- _WORK REQUIRED_
Identify all lines below that hold "user" and collect them.

Dataset items

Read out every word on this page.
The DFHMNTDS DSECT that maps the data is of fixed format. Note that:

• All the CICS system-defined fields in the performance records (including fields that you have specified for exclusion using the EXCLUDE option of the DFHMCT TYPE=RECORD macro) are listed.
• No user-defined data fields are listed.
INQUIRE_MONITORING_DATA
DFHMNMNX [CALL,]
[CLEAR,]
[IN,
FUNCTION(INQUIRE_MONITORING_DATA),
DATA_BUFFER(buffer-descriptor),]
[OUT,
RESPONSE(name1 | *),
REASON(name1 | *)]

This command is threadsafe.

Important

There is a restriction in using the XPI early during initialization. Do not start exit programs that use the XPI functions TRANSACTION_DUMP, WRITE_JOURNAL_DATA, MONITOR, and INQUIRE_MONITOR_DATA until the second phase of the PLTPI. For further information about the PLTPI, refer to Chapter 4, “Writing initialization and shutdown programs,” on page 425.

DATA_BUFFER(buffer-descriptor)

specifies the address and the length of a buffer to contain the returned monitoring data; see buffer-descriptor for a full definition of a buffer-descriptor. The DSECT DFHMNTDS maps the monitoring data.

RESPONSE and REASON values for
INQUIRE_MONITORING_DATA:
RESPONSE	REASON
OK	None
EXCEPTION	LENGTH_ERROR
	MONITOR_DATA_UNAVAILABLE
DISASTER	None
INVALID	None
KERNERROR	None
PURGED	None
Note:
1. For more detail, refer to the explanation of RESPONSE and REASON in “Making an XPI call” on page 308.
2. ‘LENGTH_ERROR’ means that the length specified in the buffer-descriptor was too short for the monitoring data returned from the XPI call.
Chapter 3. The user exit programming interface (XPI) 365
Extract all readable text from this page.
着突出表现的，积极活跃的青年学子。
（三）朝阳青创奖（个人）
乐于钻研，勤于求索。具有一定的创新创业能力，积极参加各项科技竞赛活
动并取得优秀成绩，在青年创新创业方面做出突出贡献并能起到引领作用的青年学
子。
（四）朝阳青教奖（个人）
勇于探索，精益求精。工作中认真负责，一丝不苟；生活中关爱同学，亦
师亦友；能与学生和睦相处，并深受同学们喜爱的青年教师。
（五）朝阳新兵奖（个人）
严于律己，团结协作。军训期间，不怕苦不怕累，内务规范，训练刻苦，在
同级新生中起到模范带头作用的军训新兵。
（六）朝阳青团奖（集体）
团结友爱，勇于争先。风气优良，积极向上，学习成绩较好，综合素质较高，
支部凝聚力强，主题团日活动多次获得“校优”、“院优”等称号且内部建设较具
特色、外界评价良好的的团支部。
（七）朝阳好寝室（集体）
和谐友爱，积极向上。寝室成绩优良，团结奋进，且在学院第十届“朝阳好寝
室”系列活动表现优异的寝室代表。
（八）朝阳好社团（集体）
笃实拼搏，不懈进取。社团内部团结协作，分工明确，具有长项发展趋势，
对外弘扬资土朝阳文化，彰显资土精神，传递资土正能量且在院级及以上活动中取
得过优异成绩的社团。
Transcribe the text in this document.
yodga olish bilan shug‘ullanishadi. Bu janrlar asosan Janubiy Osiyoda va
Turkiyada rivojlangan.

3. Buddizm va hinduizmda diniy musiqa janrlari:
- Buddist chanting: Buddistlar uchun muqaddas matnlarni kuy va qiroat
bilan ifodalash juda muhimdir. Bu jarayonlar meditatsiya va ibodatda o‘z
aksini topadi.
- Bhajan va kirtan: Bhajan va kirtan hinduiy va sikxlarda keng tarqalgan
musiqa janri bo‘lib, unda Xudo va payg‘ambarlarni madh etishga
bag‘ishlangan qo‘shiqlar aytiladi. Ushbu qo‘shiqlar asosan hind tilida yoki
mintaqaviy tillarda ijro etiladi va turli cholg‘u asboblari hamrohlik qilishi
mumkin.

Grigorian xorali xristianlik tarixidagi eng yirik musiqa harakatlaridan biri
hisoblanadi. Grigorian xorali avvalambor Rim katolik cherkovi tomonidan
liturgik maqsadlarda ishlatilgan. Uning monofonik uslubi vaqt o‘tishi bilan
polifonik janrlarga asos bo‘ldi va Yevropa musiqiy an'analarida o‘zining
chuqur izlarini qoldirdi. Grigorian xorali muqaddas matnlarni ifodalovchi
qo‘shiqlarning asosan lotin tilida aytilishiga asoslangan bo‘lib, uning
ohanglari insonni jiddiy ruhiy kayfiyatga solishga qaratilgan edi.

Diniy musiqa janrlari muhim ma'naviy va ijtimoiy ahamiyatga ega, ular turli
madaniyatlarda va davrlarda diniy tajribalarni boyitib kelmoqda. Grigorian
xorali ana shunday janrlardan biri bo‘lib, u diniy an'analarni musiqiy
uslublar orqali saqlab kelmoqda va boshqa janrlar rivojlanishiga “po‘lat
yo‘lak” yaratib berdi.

- _FINAL RESULT_
• No user-defined data fields are listed.
Chapter 3. The user exit programming interface (XPI) 365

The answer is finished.